The problem:
Copy the data below word for word, leaving out the picture.

Information supplied:
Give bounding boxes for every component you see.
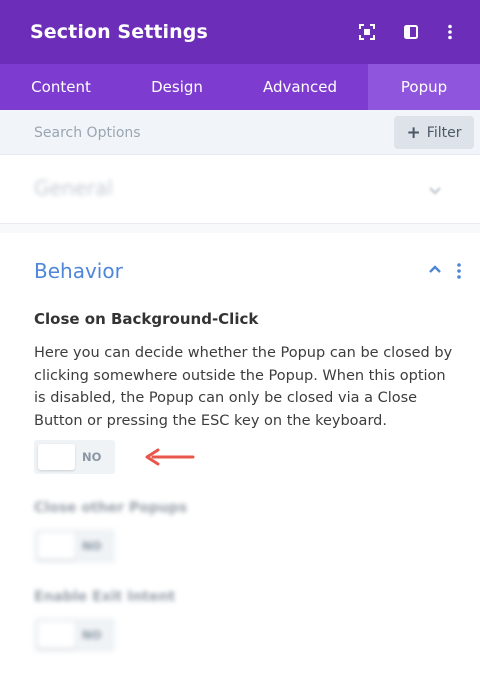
close-on-background-click-toggle[interactable]: NO <box>34 440 115 474</box>
enable-exit-intent-toggle[interactable]: NO <box>34 618 115 652</box>
split-view-icon[interactable] <box>401 22 421 42</box>
toggle-knob <box>38 533 75 559</box>
section-options-icon[interactable] <box>456 262 462 280</box>
close-other-popups-toggle[interactable]: NO <box>34 529 115 563</box>
search-input[interactable] <box>18 118 378 148</box>
option-title-close-other-popups: Close other Popups <box>34 500 188 516</box>
section-general-title: General <box>34 176 113 200</box>
tab-bar: Content Design Advanced Popup <box>0 64 480 110</box>
chevron-down-icon[interactable] <box>428 186 442 196</box>
tab-design[interactable]: Design <box>122 64 232 110</box>
more-vertical-icon[interactable] <box>440 22 460 42</box>
plus-icon: + <box>406 122 421 143</box>
focus-icon[interactable] <box>357 22 377 42</box>
filter-button[interactable]: + Filter <box>394 116 474 149</box>
tab-advanced[interactable]: Advanced <box>232 64 368 110</box>
search-bar: + Filter <box>0 110 480 155</box>
option-description: Here you can decide whether the Popup ca… <box>34 345 453 429</box>
option-title-close-on-background-click: Close on Background-Click <box>34 310 259 328</box>
option-title-enable-exit-intent: Enable Exit Intent <box>34 589 176 605</box>
toggle-knob <box>38 622 75 648</box>
toggle-value: NO <box>82 628 102 642</box>
panel-title: Section Settings <box>30 21 208 43</box>
chevron-up-icon[interactable] <box>428 264 442 274</box>
section-behavior-title[interactable]: Behavior <box>34 259 123 283</box>
toggle-value: NO <box>82 539 102 553</box>
toggle-value: NO <box>82 450 102 464</box>
section-separator <box>0 224 480 233</box>
toggle-knob <box>38 444 75 470</box>
arrow-left-icon <box>145 448 195 466</box>
panel-header: Section Settings <box>0 0 480 64</box>
section-general[interactable]: General <box>0 156 480 224</box>
filter-label: Filter <box>426 124 462 141</box>
tab-popup[interactable]: Popup <box>368 64 480 110</box>
tab-content[interactable]: Content <box>0 64 122 110</box>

Exercise output:
Give bounding boxes for every component you see.
close-on-background-click-toggle[interactable]: NO <box>34 440 115 474</box>
enable-exit-intent-toggle[interactable]: NO <box>34 618 115 652</box>
split-view-icon[interactable] <box>401 22 421 42</box>
toggle-knob <box>38 533 75 559</box>
section-options-icon[interactable] <box>456 262 462 280</box>
close-other-popups-toggle[interactable]: NO <box>34 529 115 563</box>
search-input[interactable] <box>18 118 378 148</box>
option-title-close-other-popups: Close other Popups <box>34 500 188 516</box>
section-general-title: General <box>34 176 113 200</box>
tab-bar: Content Design Advanced Popup <box>0 64 480 110</box>
chevron-down-icon[interactable] <box>428 186 442 196</box>
tab-design[interactable]: Design <box>122 64 232 110</box>
more-vertical-icon[interactable] <box>440 22 460 42</box>
plus-icon: + <box>406 122 421 143</box>
focus-icon[interactable] <box>357 22 377 42</box>
filter-button[interactable]: + Filter <box>394 116 474 149</box>
tab-advanced[interactable]: Advanced <box>232 64 368 110</box>
search-bar: + Filter <box>0 110 480 155</box>
option-description: Here you can decide whether the Popup ca… <box>34 345 453 429</box>
option-title-close-on-background-click: Close on Background-Click <box>34 310 259 328</box>
option-title-enable-exit-intent: Enable Exit Intent <box>34 589 176 605</box>
toggle-knob <box>38 622 75 648</box>
toggle-value: NO <box>82 628 102 642</box>
panel-title: Section Settings <box>30 21 208 43</box>
chevron-up-icon[interactable] <box>428 264 442 274</box>
section-behavior-title[interactable]: Behavior <box>34 259 123 283</box>
toggle-value: NO <box>82 539 102 553</box>
toggle-value: NO <box>82 450 102 464</box>
section-separator <box>0 224 480 233</box>
toggle-knob <box>38 444 75 470</box>
arrow-left-icon <box>145 448 195 466</box>
panel-header: Section Settings <box>0 0 480 64</box>
section-general[interactable]: General <box>0 156 480 224</box>
filter-label: Filter <box>426 124 462 141</box>
tab-popup[interactable]: Popup <box>368 64 480 110</box>
tab-content[interactable]: Content <box>0 64 122 110</box>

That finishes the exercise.